╭─ Document passage
The present inventors also confirmed that passive immunotherapy using the 1A9 and 2C3 antibodies suppresses senile plaque amyloid formation and swollen dystrophic neurite formation. Furthermore, the present inventors discovered that a fraction of the 1A9 and 2C3 antibodies administered into the blood transfers into the brain.

As described above, the present inventors disclose herein that monoclonal 1A9 and 2C3, which are antibodies that specifically bind to Aβ oligomers, fulfill all of the diagnostic/therapeutic antibody criteria, and are promising candidates for therapeutic antibodies for diagnosing/preventing Alzheimer\'s disease.
╰─
Problem set:
(1) Can you print the passage on the 1A9 and 2C3 antibodies word for word, starting with "As described above, the" and going on through "diagnosing/preventing Alzheimer\'s disease."?
(2) Would you carry on the passage on the 1A9 and 2C3 antibodies from the end of its last sentence?
The records have no connection to the passage on the 1A9 and 2C3 antibodies.
╭─ Dataset excerpts
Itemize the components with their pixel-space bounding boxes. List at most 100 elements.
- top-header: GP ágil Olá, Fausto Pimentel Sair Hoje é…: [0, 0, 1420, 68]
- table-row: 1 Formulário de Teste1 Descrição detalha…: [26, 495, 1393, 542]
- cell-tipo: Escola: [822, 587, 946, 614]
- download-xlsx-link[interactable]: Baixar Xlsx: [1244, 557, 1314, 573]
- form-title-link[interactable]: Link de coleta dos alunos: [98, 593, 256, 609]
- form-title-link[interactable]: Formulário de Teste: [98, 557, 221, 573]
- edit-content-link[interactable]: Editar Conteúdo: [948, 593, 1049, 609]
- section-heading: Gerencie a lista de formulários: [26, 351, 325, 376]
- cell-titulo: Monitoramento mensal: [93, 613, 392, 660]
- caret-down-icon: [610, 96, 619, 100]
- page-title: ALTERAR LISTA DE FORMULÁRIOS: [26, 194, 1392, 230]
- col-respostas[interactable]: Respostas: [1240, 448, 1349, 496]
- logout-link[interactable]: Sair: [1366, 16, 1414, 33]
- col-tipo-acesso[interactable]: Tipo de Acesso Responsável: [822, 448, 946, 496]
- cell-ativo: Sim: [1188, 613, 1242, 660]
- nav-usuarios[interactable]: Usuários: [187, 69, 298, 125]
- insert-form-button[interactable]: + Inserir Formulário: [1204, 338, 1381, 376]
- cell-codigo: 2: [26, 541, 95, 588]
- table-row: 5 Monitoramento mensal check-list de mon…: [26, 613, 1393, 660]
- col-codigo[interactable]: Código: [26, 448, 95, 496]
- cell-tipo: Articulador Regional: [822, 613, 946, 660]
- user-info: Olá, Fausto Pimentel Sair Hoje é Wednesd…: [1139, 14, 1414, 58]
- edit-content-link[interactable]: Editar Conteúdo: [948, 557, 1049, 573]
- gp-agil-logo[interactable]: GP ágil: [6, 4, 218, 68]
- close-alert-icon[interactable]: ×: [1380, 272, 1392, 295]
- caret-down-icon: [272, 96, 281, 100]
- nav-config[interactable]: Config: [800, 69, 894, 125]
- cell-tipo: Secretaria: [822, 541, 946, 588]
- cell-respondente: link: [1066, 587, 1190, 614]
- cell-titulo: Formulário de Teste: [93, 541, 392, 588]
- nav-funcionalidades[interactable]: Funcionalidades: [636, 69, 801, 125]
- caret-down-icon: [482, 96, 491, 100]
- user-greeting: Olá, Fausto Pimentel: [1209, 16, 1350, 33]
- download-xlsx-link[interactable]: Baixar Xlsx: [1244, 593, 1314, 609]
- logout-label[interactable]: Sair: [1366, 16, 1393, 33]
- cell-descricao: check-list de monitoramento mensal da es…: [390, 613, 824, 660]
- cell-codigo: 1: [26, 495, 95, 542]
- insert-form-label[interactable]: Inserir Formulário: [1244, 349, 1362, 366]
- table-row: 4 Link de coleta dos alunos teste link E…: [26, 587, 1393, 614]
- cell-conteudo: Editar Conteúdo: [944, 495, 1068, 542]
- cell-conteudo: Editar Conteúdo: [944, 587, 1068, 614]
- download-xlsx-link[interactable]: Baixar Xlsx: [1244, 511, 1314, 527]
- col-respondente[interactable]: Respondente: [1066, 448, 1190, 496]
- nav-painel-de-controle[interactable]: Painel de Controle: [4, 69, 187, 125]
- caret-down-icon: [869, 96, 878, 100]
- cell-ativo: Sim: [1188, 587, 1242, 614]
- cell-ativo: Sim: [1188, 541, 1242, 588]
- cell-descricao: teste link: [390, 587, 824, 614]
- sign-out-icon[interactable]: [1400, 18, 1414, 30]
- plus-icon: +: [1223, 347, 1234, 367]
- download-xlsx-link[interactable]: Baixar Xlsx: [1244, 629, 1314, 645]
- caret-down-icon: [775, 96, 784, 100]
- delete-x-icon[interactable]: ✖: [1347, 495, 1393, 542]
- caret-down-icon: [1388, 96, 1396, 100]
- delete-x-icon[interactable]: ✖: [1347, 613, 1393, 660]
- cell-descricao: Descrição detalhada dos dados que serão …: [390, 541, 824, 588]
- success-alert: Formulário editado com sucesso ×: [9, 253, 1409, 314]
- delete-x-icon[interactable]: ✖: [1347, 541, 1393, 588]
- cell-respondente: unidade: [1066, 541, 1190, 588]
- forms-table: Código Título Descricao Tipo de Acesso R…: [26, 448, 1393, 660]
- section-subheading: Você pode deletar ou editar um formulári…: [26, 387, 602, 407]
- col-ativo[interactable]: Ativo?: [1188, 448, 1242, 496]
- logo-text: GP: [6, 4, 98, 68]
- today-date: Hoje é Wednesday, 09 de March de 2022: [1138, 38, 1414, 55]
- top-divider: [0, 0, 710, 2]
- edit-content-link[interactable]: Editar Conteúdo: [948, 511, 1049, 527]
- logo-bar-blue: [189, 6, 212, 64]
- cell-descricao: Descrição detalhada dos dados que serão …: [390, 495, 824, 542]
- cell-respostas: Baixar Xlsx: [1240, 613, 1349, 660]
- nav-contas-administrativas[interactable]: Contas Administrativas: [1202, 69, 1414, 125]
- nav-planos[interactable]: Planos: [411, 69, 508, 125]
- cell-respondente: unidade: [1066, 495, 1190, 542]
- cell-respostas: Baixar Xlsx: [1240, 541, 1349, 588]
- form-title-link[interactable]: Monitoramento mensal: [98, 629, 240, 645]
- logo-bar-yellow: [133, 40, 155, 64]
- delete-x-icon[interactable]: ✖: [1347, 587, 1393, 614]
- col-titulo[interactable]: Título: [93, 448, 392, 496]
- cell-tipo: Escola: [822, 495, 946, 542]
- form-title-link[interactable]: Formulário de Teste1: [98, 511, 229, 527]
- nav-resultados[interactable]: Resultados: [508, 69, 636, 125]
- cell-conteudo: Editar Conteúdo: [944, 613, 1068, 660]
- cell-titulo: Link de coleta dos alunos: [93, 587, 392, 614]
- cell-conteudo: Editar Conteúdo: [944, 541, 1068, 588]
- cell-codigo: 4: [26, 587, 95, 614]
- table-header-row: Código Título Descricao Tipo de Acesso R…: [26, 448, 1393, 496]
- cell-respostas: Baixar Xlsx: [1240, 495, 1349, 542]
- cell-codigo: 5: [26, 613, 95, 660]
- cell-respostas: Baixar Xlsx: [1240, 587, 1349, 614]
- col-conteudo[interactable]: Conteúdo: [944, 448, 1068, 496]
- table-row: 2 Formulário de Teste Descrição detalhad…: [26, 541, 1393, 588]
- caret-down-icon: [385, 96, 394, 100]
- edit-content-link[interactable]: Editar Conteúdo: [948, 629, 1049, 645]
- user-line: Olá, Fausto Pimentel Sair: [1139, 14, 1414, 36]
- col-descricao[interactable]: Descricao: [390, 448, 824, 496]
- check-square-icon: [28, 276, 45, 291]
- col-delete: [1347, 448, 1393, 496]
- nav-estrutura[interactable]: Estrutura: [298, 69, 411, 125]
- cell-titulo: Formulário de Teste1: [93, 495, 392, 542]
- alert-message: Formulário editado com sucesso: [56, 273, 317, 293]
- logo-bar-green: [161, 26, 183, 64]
╰─
Per-task answers:
(1)
As described above, the present inventors disclose herein that monoclonal 1A9 and 2C3, which are antibodies that specifically bind to Aβ oligomers, fulfill all of the diagnostic/therapeutic antibody criteria, and are promising candidates for therapeutic antibodies for diagnosing/preventing Alzheimer\'s disease.

(2)
Furthermore, as with the 1A9 and 2C3 antibodies, the present inventors successfully obtained the 5A5, 5A9, 4F7, 4H5, 6E4, and 61-14 antibodies which bind specifically to Aβ oligomers, but do not recognize Aβ monomers. The present inventors discovered that these six types of antibodies have activity to neutralize Aβ-induced neurotoxicity and to suppress Aβ amyloid fibril formation.

The present inventors disclose that the above-mentioned 5A5, 5A9, 4F7, 4H5, 6E4, and 6H4 antibodies are promising candidates for therapeutic antibodies for diagnosing/preventing Alzheimer\'s disease.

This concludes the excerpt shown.